**** PROVIDED ENTRIES ****

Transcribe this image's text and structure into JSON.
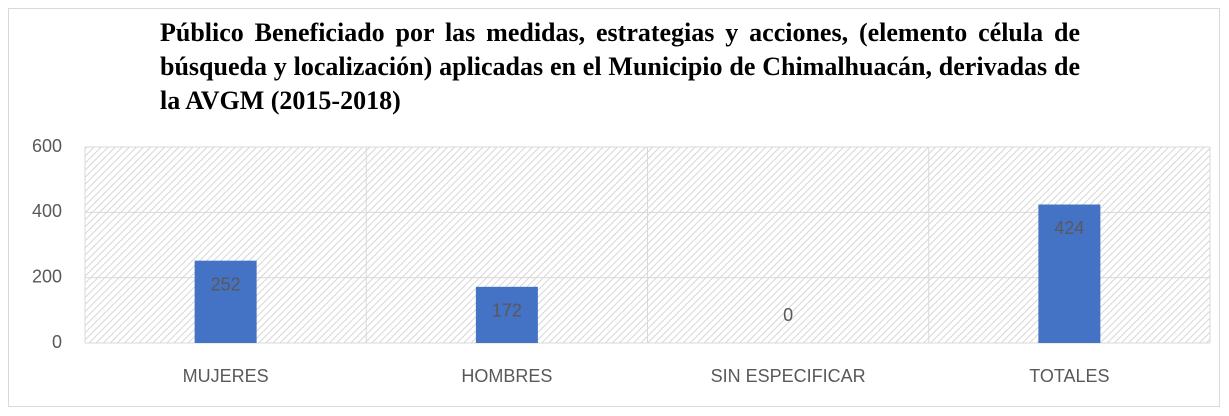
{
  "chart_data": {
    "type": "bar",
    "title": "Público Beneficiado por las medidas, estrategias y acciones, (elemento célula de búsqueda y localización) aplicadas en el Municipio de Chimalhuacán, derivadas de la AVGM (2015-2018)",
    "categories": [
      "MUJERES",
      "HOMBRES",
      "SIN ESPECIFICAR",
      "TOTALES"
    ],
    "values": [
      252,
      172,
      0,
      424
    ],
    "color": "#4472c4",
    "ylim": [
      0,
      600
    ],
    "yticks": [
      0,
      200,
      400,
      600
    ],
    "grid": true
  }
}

****
**** PROVIDED ENTRIES ****

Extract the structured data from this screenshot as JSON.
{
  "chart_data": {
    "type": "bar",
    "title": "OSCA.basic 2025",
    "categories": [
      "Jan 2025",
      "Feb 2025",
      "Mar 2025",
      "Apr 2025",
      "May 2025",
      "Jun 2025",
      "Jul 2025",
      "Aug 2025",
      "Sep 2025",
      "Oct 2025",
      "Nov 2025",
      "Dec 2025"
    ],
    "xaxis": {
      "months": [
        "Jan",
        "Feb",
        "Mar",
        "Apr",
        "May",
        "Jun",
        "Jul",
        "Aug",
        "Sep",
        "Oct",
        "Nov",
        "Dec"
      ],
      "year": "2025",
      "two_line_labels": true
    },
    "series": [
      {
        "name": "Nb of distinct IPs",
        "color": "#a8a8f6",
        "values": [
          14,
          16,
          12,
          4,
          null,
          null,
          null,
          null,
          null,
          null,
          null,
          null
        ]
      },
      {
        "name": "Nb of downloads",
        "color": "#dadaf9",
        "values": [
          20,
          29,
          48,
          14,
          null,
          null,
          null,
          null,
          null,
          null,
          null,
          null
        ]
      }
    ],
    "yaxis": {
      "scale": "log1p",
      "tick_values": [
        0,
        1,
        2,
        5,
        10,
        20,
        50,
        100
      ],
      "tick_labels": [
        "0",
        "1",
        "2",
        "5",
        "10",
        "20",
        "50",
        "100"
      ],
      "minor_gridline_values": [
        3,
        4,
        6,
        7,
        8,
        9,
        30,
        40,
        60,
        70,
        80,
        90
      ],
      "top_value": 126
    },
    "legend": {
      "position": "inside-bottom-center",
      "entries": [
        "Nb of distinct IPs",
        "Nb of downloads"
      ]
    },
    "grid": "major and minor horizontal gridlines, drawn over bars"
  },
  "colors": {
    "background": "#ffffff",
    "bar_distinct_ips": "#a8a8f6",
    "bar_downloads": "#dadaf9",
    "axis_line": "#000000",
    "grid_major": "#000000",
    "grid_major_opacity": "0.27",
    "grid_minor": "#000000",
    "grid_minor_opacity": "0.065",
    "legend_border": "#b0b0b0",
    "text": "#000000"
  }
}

****

* _PROBLEM DETAILS_
Looking at the entries above, state how many lines contain "name"; give the number alone.

* _THE SOLUTION_
2